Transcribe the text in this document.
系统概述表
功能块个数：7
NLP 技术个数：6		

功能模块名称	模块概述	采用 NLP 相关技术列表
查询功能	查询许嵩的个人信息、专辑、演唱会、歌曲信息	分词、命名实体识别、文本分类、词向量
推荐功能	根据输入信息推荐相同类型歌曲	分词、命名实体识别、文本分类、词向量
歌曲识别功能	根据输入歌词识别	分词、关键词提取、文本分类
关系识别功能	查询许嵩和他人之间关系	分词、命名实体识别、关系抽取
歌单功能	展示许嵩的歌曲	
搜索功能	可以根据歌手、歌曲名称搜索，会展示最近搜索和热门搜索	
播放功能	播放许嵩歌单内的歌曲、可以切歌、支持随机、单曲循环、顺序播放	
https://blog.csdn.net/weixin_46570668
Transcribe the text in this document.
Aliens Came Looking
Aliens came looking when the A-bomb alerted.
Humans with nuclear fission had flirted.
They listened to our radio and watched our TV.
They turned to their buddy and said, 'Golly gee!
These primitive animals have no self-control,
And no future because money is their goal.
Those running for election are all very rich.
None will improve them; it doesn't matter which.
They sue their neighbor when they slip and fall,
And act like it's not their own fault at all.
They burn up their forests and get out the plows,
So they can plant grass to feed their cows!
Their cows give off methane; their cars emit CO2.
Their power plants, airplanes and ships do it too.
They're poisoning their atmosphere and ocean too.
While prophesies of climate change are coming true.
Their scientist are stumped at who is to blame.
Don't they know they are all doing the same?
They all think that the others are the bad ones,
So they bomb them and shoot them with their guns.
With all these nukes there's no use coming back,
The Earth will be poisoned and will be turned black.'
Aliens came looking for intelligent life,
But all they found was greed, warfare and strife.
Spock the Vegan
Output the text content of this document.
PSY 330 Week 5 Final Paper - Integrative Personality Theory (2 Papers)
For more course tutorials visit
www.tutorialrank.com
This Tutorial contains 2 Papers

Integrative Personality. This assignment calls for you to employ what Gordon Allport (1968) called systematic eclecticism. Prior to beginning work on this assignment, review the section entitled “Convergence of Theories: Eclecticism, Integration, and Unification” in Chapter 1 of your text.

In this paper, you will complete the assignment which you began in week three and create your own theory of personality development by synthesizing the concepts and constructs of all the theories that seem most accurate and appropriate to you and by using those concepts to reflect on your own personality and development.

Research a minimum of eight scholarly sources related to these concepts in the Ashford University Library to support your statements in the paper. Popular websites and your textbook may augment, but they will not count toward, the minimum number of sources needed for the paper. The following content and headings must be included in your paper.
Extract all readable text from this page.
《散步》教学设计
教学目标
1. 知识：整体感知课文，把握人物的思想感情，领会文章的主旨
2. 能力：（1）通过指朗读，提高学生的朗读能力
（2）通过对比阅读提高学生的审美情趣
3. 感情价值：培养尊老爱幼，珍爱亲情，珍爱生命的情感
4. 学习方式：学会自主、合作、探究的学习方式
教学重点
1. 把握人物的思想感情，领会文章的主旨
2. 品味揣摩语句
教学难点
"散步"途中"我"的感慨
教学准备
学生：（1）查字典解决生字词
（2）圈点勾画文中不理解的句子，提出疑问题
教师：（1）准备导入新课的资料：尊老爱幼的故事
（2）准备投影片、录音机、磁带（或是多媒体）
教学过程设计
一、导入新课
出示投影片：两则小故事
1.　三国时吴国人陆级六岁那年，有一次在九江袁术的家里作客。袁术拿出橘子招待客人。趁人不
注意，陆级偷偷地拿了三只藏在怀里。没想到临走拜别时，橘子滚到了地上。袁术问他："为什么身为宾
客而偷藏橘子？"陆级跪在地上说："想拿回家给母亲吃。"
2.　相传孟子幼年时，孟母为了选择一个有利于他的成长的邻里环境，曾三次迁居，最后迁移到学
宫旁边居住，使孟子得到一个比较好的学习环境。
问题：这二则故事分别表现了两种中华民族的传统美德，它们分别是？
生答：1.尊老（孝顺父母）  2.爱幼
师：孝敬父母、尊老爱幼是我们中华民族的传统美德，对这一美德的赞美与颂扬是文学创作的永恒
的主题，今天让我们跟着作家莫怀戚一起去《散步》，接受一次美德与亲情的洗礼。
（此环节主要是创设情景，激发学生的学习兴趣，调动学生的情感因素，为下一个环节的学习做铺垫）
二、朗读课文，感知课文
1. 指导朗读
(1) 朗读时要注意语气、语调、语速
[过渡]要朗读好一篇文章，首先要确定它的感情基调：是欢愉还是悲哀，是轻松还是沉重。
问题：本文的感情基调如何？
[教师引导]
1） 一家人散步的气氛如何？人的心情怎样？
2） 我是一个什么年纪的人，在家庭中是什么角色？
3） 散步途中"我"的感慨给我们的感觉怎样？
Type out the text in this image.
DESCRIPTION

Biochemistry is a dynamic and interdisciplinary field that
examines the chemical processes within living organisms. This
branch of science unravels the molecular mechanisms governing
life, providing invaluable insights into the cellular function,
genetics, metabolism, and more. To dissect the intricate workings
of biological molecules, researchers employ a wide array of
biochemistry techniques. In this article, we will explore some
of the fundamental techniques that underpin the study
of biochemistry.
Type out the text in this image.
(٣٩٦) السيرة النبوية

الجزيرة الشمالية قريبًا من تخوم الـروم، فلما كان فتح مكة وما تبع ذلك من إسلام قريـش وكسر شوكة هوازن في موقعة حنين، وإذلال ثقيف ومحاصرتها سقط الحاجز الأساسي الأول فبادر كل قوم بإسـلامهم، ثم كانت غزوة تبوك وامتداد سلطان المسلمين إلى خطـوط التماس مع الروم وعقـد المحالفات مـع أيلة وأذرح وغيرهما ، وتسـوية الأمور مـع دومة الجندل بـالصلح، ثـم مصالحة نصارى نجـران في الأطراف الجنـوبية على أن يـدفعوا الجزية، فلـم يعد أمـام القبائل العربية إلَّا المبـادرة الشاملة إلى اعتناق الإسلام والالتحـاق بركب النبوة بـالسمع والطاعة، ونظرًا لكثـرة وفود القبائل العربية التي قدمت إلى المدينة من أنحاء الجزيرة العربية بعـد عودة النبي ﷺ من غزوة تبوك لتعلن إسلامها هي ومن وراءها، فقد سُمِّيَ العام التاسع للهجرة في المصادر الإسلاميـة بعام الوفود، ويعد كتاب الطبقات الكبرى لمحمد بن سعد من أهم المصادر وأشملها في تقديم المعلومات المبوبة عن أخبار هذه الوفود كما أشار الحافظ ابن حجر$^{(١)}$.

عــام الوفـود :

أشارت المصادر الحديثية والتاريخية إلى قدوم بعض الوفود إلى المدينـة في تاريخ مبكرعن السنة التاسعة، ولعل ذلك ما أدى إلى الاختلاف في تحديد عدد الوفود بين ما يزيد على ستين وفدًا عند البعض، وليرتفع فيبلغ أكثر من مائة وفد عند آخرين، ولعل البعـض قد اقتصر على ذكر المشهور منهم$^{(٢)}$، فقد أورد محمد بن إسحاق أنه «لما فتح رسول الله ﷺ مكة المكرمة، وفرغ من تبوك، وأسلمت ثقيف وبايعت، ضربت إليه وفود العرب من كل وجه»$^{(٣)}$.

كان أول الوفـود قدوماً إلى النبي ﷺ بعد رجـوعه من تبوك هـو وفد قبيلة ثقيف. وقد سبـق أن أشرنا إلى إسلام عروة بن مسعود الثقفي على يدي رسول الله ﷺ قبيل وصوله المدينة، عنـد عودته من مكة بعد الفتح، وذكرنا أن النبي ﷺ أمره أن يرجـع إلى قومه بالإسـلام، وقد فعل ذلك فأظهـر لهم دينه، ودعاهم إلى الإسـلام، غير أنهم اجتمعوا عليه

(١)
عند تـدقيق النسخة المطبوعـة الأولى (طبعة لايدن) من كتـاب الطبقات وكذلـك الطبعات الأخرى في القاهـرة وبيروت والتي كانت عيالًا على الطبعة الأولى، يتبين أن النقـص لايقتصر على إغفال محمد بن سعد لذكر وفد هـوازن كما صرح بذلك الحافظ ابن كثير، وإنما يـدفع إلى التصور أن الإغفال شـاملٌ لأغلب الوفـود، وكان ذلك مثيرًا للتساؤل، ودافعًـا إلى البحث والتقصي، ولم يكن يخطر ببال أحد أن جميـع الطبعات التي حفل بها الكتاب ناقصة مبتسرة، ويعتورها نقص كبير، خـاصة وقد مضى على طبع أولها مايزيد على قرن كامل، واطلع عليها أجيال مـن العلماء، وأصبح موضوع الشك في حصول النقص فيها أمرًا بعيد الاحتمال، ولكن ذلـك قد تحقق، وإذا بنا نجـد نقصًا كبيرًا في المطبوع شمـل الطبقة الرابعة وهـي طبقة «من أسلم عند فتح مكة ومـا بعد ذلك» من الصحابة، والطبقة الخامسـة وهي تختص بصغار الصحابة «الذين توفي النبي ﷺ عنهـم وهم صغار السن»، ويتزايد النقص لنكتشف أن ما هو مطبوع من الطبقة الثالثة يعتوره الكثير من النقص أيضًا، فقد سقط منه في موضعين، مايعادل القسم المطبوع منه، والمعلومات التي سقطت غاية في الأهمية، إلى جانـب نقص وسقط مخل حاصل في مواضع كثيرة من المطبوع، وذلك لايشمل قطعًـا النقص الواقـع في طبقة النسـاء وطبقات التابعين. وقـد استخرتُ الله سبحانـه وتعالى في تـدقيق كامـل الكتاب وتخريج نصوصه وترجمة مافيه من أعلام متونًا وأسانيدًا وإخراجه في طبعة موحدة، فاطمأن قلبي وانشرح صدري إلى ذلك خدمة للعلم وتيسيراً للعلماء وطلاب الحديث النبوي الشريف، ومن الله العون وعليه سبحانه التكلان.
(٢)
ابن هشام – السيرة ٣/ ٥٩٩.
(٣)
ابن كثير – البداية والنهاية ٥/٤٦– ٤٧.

* Problem details: Pull out every line of the entries that includes the word "Aliens".

* Solution to this task:
Aliens Came Looking
Aliens came looking when the A-bomb alerted.
Aliens came looking for intelligent life,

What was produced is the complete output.